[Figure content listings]
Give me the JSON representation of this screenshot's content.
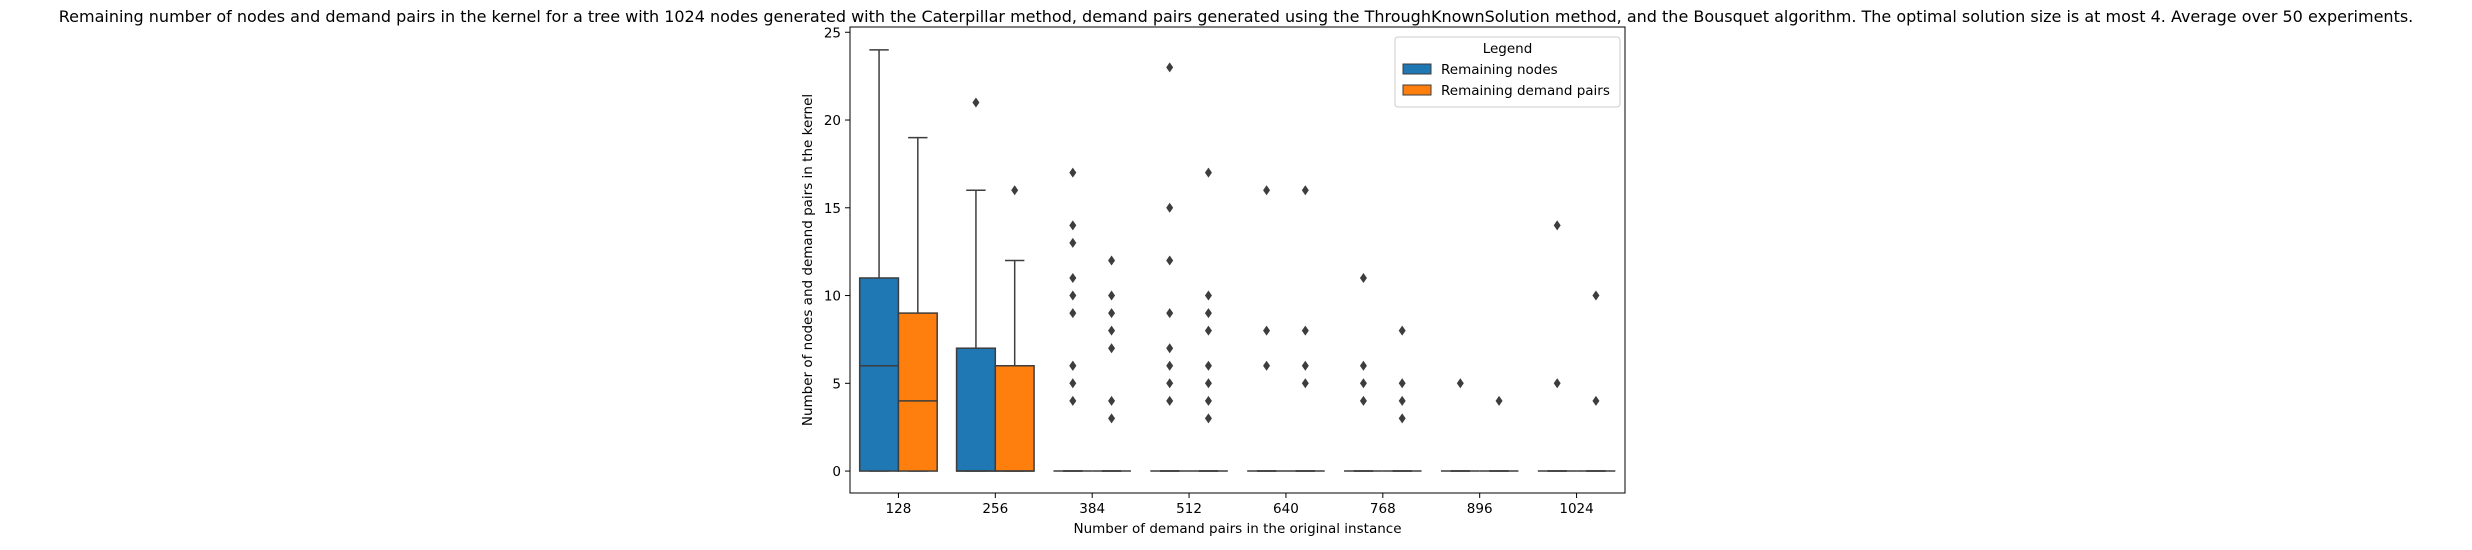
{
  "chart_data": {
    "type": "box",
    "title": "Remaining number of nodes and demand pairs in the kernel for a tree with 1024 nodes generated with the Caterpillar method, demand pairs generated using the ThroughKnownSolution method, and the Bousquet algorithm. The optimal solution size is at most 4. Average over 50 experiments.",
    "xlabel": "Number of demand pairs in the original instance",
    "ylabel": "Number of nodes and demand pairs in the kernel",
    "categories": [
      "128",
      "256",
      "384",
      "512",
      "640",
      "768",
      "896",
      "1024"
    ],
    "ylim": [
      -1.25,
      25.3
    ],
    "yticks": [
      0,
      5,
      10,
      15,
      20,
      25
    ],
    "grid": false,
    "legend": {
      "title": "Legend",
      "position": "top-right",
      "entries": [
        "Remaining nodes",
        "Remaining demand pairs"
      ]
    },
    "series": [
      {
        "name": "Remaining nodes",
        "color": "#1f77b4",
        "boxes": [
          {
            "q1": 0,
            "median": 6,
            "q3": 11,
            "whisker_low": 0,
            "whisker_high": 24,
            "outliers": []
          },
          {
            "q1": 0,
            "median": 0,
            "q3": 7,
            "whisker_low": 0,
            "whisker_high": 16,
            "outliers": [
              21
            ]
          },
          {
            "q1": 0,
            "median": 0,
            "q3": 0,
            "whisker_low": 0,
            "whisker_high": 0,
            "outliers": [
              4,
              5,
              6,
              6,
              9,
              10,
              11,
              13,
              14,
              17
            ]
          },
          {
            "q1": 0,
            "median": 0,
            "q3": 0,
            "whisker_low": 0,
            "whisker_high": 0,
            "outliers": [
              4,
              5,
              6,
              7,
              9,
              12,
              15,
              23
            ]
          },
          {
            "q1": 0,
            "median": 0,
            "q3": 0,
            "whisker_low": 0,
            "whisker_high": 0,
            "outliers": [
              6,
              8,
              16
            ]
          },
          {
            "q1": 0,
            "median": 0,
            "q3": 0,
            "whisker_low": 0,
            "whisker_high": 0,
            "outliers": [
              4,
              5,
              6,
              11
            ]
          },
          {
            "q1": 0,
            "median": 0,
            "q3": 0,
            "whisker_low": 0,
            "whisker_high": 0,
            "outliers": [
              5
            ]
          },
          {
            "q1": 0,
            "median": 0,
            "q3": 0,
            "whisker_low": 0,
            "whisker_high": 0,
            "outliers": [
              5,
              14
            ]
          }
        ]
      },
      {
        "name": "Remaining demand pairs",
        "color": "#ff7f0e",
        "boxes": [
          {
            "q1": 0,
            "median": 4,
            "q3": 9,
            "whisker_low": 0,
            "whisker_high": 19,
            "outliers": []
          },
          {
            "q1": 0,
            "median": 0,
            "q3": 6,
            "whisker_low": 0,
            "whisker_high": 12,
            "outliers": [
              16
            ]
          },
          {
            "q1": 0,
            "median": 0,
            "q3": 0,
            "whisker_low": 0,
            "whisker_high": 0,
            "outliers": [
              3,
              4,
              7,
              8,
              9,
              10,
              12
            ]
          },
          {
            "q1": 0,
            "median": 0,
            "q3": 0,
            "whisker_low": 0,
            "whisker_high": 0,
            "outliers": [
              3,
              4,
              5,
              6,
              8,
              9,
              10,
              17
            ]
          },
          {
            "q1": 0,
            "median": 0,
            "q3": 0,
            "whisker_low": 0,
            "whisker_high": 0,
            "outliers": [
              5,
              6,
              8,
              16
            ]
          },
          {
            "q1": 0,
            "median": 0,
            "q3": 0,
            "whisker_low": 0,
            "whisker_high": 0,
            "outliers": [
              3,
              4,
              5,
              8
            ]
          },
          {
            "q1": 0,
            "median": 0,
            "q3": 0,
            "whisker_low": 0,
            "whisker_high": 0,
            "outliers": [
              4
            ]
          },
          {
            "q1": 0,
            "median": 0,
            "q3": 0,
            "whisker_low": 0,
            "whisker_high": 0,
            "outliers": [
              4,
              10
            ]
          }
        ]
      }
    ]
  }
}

---

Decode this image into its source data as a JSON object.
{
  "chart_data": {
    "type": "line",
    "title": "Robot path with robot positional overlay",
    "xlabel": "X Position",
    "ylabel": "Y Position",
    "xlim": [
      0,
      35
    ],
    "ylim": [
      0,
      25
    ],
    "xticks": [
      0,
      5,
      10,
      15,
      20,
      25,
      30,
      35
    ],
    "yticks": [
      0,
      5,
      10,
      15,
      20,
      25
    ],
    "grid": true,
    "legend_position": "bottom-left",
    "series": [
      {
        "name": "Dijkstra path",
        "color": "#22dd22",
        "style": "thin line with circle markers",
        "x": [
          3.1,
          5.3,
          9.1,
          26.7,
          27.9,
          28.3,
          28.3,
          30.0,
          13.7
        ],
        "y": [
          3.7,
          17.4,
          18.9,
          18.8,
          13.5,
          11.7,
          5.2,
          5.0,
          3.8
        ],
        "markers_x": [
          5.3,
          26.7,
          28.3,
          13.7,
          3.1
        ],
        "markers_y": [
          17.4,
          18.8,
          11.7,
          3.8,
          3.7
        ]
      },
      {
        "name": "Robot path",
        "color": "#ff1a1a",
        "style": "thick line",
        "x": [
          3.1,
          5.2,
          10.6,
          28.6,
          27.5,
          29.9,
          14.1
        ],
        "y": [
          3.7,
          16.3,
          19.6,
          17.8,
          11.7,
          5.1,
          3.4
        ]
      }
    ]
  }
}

— Directive —
From the listing above, pick out each line where the word "Remaining" appears.

— The result —
    "title": "Remaining number of nodes and demand pairs in the kernel for a tree with 1024 nodes generated with the Caterpillar method, demand pairs generated using the ThroughKnownSolution method, and the Bousquet algorithm. The optimal solution size is at most 4. Average over 50 experiments.",
        "Remaining nodes",
        "Remaining demand pairs"
        "name": "Remaining nodes",
        "name": "Remaining demand pairs",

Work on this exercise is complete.